start Given records

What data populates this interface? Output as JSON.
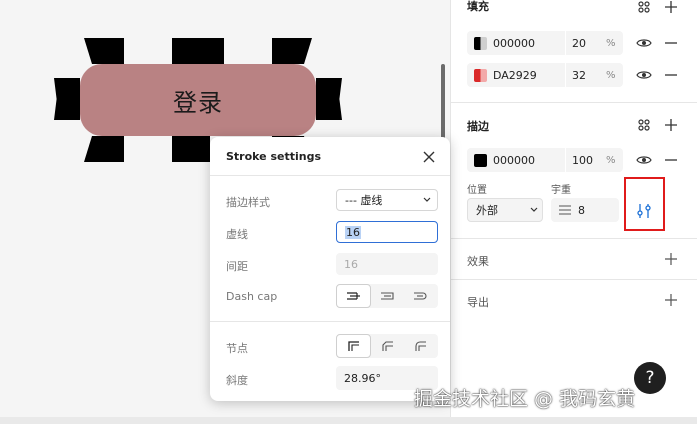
{
  "canvas": {
    "element_text": "登录",
    "element_fill": "#b98283"
  },
  "panel": {
    "fill": {
      "title": "填充",
      "rows": [
        {
          "hex": "000000",
          "opacity": "20",
          "unit": "%",
          "swatch_color": "#000000"
        },
        {
          "hex": "DA2929",
          "opacity": "32",
          "unit": "%",
          "swatch_color": "#DA2929"
        }
      ]
    },
    "stroke": {
      "title": "描边",
      "row": {
        "hex": "000000",
        "opacity": "100",
        "unit": "%",
        "swatch_color": "#000000"
      },
      "position_label": "位置",
      "position_value": "外部",
      "weight_label": "宇重",
      "weight_value": "8"
    },
    "effects": {
      "title": "效果"
    },
    "export": {
      "title": "导出"
    }
  },
  "dialog": {
    "title": "Stroke settings",
    "style_label": "描边样式",
    "style_value": "--- 虚线",
    "dash_label": "虚线",
    "dash_value": "16",
    "gap_label": "间距",
    "gap_placeholder": "16",
    "dashcap_label": "Dash cap",
    "joint_label": "节点",
    "miter_label": "斜度",
    "miter_value": "28.96°"
  },
  "help": {
    "label": "?"
  },
  "watermark": "掘金技术社区 @ 我码玄黄",
  "colors": {
    "highlight": "#e01b1b",
    "accent": "#1a6fd6"
  }
}
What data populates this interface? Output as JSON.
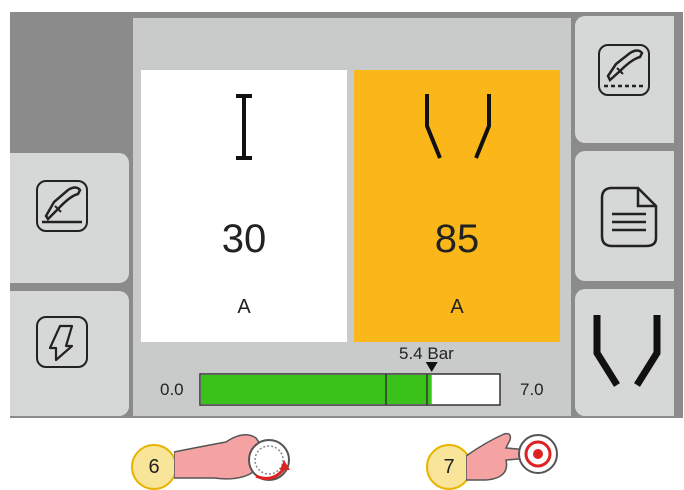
{
  "colors": {
    "frame": "#8a8b8a",
    "content_bg": "#c9cbca",
    "button_bg": "#d6d8d7",
    "panel_left_bg": "#ffffff",
    "panel_right_bg": "#fbb719",
    "gauge_fill": "#3ac11a"
  },
  "left_panel": {
    "icon": "current-i-icon",
    "value": "30",
    "unit": "A"
  },
  "right_panel": {
    "icon": "taper-nozzle-icon",
    "value": "85",
    "unit": "A"
  },
  "gauge": {
    "min_label": "0.0",
    "max_label": "7.0",
    "current_label": "5.4 Bar",
    "min": 0.0,
    "max": 7.0,
    "value": 5.4
  },
  "left_buttons": [
    "torch-gouge-icon",
    "torch-down-arrow-icon"
  ],
  "right_buttons": [
    "torch-cut-dashed-icon",
    "document-icon",
    "nozzle-icon"
  ],
  "callouts": [
    {
      "number": "6",
      "gesture": "hand-rotate-knob-icon"
    },
    {
      "number": "7",
      "gesture": "hand-press-button-icon"
    }
  ]
}
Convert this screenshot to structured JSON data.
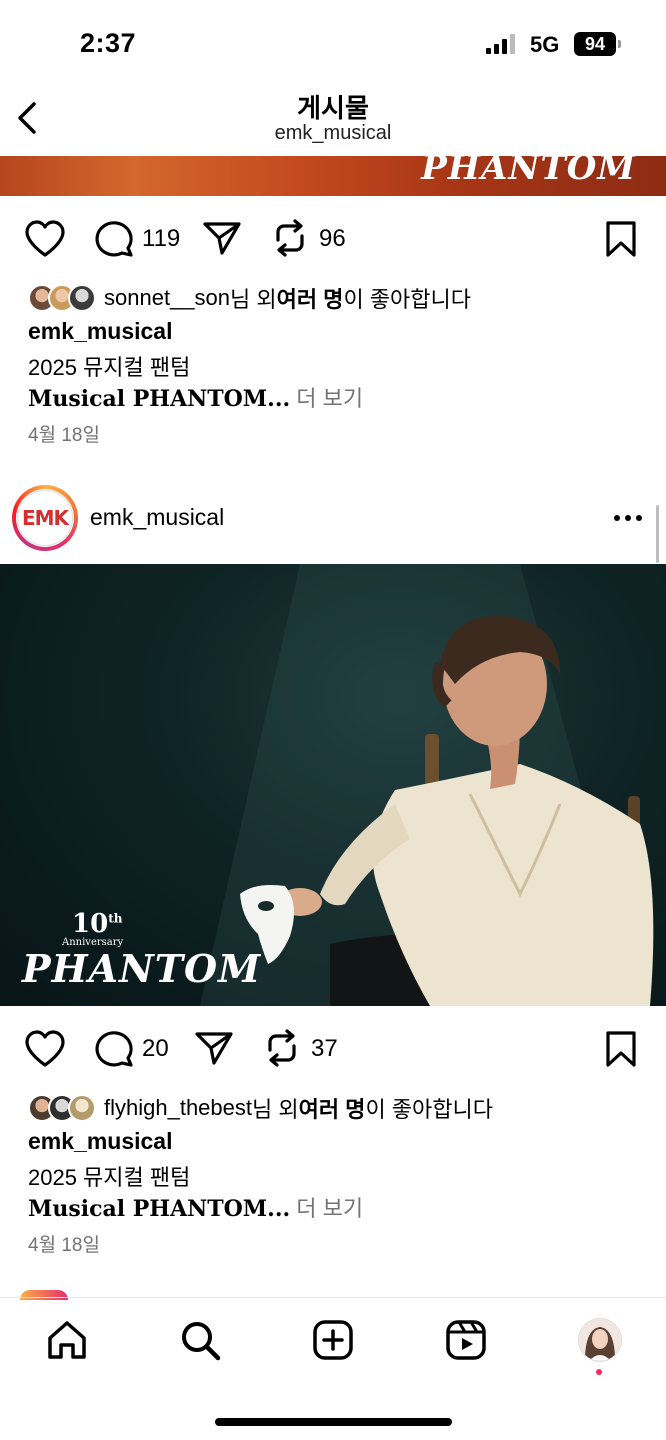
{
  "status": {
    "time": "2:37",
    "network": "5G",
    "battery": "94"
  },
  "header": {
    "title": "게시물",
    "subtitle": "emk_musical"
  },
  "strip": {
    "logo_text": "PHANTOM"
  },
  "post1": {
    "comments": "119",
    "reposts": "96",
    "liked_by_user": "sonnet__son",
    "liked_by_suffix1": "님 외 ",
    "liked_by_bold": "여러 명",
    "liked_by_suffix2": "이 좋아합니다",
    "author": "emk_musical",
    "caption1": "2025 뮤지컬 팬텀",
    "caption2": "Musical PHANTOM...",
    "more": " 더 보기",
    "date": "4월 18일"
  },
  "post2": {
    "avatar_text": "EMK",
    "username": "emk_musical",
    "photo_logo_num": "10",
    "photo_logo_sup": "th",
    "photo_anniv": "Anniversary",
    "photo_title": "PHANTOM",
    "comments": "20",
    "reposts": "37",
    "liked_by_user": "flyhigh_thebest",
    "liked_by_suffix1": "님 외 ",
    "liked_by_bold": "여러 명",
    "liked_by_suffix2": "이 좋아합니다",
    "author": "emk_musical",
    "caption1": "2025 뮤지컬 팬텀",
    "caption2": "Musical PHANTOM...",
    "more": " 더 보기",
    "date": "4월 18일"
  },
  "icons": {
    "like": "heart-icon",
    "comment": "comment-icon",
    "share": "send-icon",
    "repost": "repost-icon",
    "save": "bookmark-icon",
    "nav": [
      "home-icon",
      "search-icon",
      "create-icon",
      "reels-icon",
      "profile-avatar"
    ]
  },
  "colors": {
    "notification_dot": "#ff2d55",
    "brand_red": "#d32f2f"
  }
}
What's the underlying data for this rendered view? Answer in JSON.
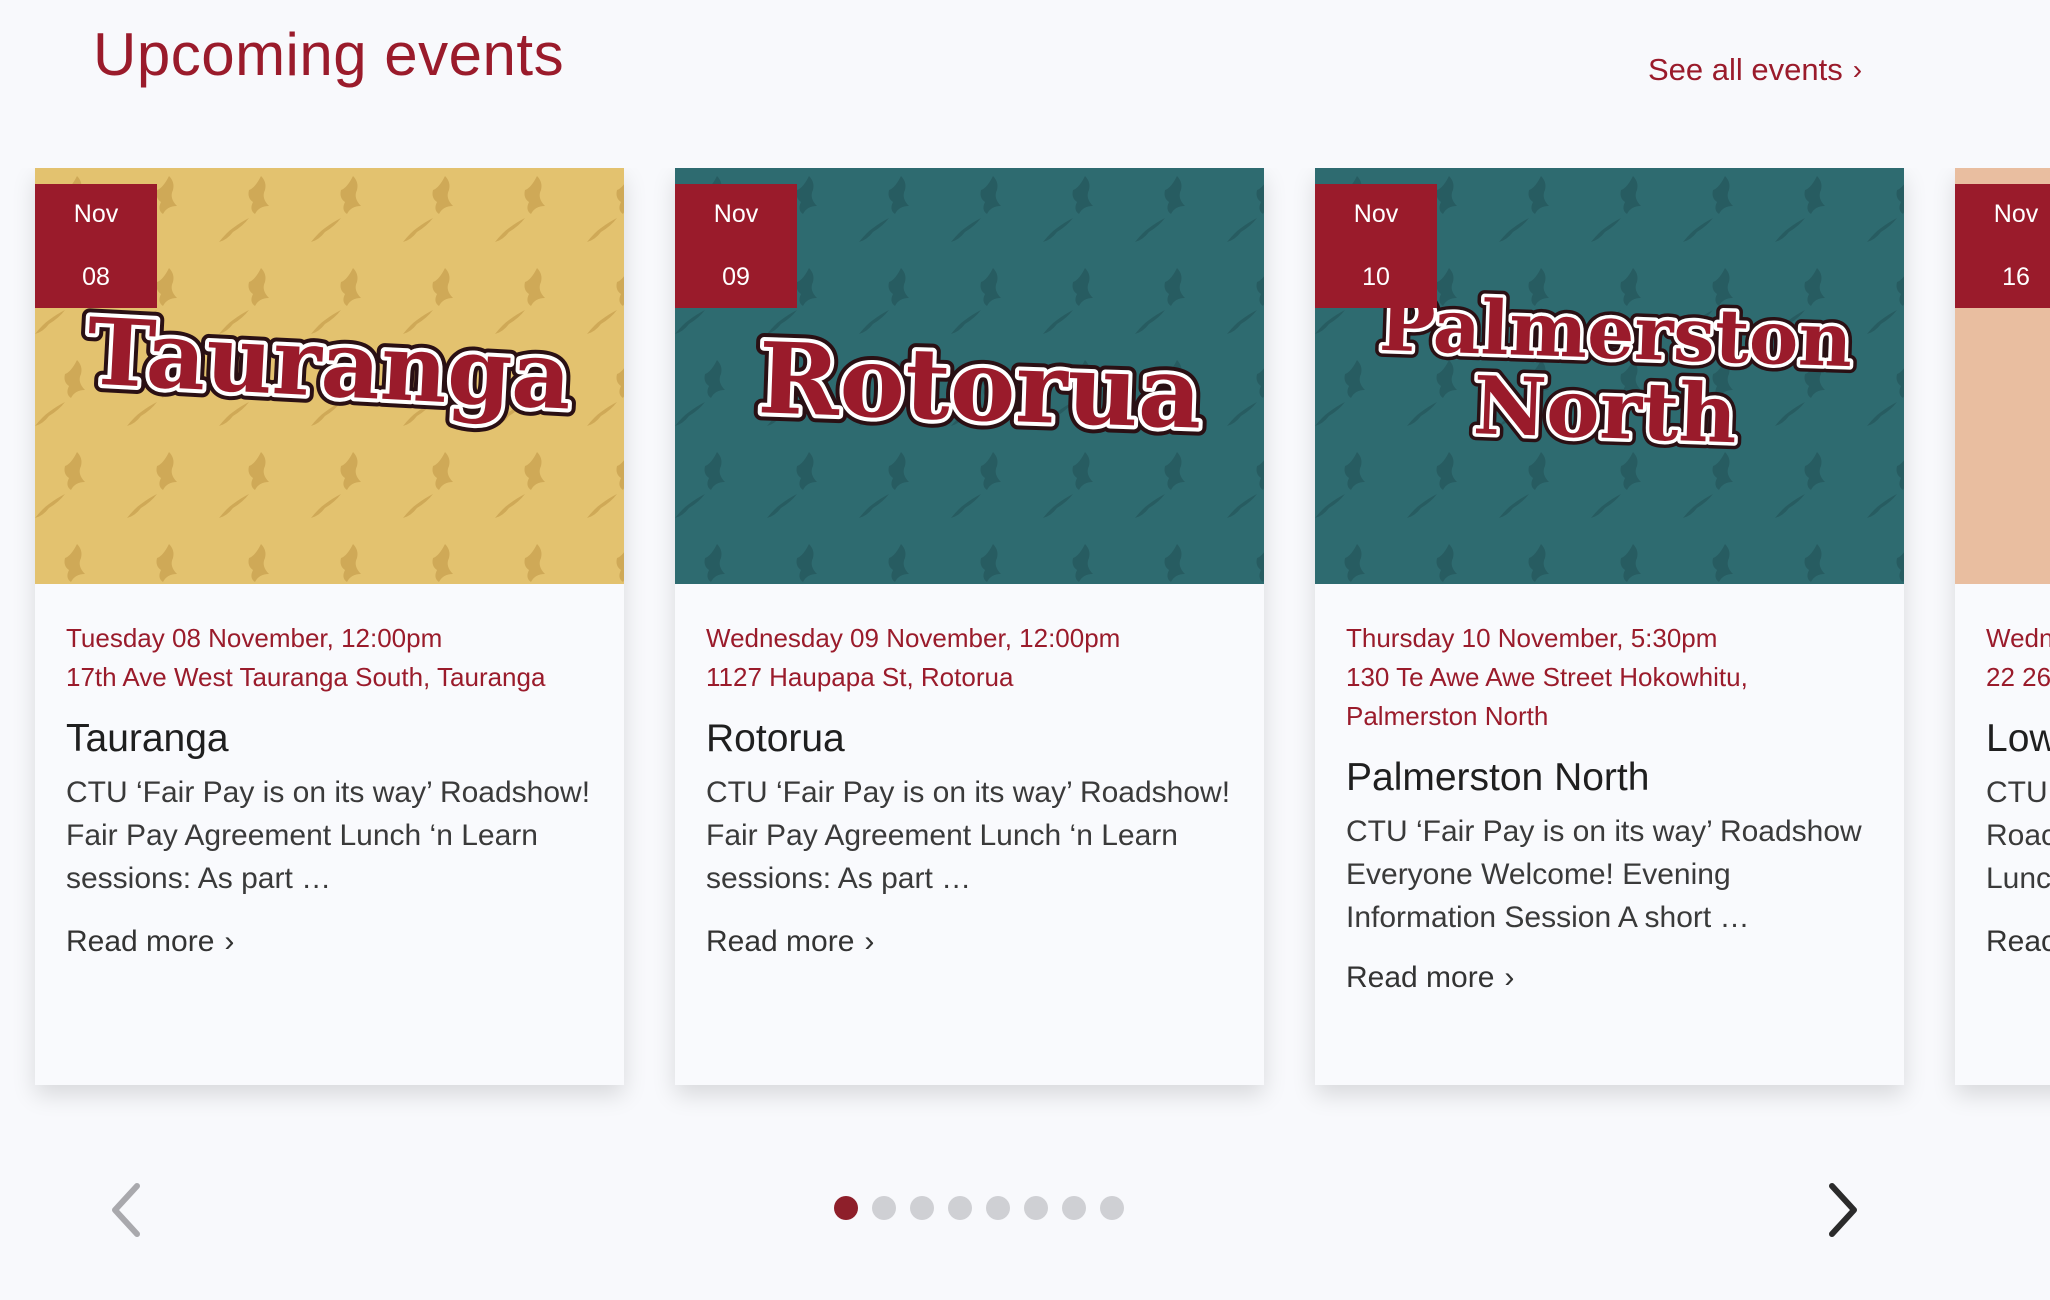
{
  "section": {
    "title": "Upcoming events",
    "see_all_label": "See all events"
  },
  "colors": {
    "brand": "#9a1b2b",
    "yellow_bg": "#e3c26f",
    "teal_bg": "#2e6b70",
    "peach_bg": "#e9bea0"
  },
  "cards": [
    {
      "month": "Nov",
      "day": "08",
      "image_text": "Tauranga",
      "date": "Tuesday 08 November, 12:00pm",
      "location": "17th Ave West Tauranga South, Tauranga",
      "title": "Tauranga",
      "description": "CTU ‘Fair Pay is on its way’ Roadshow! Fair Pay Agreement Lunch ‘n Learn sessions: As part …",
      "read_more": "Read more"
    },
    {
      "month": "Nov",
      "day": "09",
      "image_text": "Rotorua",
      "date": "Wednesday 09 November, 12:00pm",
      "location": "1127 Haupapa St, Rotorua",
      "title": "Rotorua",
      "description": "CTU ‘Fair Pay is on its way’ Roadshow! Fair Pay Agreement Lunch ‘n Learn sessions: As part …",
      "read_more": "Read more"
    },
    {
      "month": "Nov",
      "day": "10",
      "image_text_line1": "Palmerston",
      "image_text_line2": "North",
      "date": "Thursday 10 November, 5:30pm",
      "location": "130 Te Awe Awe Street Hokowhitu, Palmerston North",
      "title": "Palmerston North",
      "description": "CTU ‘Fair Pay is on its way’ Roadshow Everyone Welcome! Evening Information Session A short …",
      "read_more": "Read more"
    },
    {
      "month": "Nov",
      "day": "16",
      "date": "Wedn",
      "location": "22 26",
      "title": "Low",
      "description_lines": [
        "CTU",
        "Roac",
        "Lunc"
      ],
      "read_more": "Reac"
    }
  ],
  "carousel": {
    "dot_count": 8,
    "active_index": 0
  }
}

end Given records

Required task: Look for "date" and pull out every line that has it.

The answer:
    "date": "4월 18일"
    "date": "4월 18일"
      "date": "Tuesday 08 November, 12:00pm",
      "date": "Wednesday 09 November, 12:00pm",
      "date": "Thursday 10 November, 5:30pm",
      "date": "Wedn",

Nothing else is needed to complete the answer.